▶ **Request**: For every line in the data below that contains "chevron", copy the line.

▶ **Information supplied**:
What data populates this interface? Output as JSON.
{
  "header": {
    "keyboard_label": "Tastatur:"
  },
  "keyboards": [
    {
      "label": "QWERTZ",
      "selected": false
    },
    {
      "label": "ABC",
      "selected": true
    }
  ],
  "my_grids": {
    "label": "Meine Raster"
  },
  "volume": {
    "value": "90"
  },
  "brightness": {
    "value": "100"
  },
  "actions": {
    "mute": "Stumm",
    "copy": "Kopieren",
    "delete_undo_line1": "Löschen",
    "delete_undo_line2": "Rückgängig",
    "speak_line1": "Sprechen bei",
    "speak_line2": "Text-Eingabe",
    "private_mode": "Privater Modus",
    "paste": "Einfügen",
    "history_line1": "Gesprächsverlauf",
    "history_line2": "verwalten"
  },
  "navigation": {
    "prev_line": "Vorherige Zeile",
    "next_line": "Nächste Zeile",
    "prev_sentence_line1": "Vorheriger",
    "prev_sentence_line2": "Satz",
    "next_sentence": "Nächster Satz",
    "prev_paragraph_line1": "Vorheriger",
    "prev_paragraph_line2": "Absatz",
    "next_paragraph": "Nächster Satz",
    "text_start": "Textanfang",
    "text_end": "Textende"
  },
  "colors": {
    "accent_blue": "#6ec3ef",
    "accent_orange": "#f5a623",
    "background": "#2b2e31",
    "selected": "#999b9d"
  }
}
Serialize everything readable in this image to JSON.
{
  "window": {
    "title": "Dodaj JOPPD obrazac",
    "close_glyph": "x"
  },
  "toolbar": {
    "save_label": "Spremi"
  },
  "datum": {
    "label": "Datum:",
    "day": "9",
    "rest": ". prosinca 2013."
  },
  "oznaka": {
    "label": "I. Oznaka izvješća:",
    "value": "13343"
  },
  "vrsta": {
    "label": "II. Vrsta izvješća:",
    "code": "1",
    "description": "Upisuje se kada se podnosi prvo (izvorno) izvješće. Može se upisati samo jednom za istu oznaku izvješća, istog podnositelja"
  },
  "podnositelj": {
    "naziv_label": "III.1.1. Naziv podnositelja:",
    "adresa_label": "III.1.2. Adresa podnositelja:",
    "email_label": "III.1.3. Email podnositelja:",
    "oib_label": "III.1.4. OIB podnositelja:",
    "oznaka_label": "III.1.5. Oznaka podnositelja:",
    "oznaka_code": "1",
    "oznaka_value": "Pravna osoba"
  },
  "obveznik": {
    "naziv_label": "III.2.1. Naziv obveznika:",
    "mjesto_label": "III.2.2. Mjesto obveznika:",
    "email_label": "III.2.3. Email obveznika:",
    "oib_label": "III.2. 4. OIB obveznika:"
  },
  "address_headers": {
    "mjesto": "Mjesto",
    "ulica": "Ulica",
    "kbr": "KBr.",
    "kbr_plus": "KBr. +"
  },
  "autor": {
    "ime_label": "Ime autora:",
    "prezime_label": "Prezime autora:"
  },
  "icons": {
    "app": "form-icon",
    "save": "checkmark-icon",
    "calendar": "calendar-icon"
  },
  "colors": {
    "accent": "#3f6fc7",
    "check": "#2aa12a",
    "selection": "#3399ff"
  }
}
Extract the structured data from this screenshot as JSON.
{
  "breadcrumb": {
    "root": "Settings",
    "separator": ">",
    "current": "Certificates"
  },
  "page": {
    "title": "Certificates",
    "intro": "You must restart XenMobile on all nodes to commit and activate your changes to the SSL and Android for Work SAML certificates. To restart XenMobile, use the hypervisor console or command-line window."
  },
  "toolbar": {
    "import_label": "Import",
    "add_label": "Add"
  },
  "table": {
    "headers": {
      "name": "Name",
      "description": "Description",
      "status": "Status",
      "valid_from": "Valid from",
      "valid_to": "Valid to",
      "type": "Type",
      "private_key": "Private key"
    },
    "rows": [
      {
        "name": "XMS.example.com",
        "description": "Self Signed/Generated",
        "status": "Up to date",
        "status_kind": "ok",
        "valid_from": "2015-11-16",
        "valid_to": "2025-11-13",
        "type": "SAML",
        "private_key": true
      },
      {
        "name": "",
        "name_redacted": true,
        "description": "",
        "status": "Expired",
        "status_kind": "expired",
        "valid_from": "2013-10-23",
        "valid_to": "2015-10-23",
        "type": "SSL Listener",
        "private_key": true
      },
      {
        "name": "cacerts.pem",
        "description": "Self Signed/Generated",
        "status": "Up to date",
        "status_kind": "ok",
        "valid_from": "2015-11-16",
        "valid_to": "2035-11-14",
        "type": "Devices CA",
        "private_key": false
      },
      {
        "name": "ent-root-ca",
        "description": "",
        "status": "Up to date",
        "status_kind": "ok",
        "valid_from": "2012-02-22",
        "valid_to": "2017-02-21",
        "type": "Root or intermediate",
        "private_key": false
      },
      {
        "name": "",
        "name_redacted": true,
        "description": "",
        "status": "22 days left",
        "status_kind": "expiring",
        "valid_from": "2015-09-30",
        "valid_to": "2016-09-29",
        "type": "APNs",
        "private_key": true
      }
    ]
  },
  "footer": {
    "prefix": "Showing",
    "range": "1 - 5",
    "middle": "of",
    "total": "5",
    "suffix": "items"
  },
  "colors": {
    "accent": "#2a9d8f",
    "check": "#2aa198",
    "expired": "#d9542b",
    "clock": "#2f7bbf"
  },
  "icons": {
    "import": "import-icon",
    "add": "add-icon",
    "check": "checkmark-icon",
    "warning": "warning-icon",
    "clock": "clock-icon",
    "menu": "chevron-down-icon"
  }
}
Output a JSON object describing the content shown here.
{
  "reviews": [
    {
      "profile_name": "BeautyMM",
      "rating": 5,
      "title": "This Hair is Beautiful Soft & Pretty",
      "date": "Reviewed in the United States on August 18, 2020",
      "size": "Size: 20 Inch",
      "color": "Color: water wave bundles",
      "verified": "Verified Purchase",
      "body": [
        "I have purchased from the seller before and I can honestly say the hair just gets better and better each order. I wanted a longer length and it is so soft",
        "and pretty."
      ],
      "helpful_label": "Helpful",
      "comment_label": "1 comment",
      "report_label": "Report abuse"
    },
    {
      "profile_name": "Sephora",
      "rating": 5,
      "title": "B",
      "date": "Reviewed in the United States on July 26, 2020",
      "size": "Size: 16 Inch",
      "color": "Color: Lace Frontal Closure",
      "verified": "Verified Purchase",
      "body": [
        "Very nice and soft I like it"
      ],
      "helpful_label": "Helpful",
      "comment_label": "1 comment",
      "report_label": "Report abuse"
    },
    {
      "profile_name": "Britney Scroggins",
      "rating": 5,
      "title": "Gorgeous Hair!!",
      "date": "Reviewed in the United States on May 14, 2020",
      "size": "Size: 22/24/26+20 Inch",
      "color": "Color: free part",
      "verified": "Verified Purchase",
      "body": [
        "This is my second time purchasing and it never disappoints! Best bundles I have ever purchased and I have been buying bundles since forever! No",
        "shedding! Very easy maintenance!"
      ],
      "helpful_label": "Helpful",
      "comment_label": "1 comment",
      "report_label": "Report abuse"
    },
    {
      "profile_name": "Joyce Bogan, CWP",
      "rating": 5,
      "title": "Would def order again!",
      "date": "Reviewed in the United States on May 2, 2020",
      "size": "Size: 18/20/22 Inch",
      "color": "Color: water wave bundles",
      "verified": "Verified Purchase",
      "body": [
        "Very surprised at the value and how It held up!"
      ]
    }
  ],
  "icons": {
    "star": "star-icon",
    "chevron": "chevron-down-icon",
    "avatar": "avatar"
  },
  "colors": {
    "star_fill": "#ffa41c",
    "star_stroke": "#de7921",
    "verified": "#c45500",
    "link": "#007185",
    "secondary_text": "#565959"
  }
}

▶ **Written answer**:
    "menu": "chevron-down-icon"
    "chevron": "chevron-down-icon",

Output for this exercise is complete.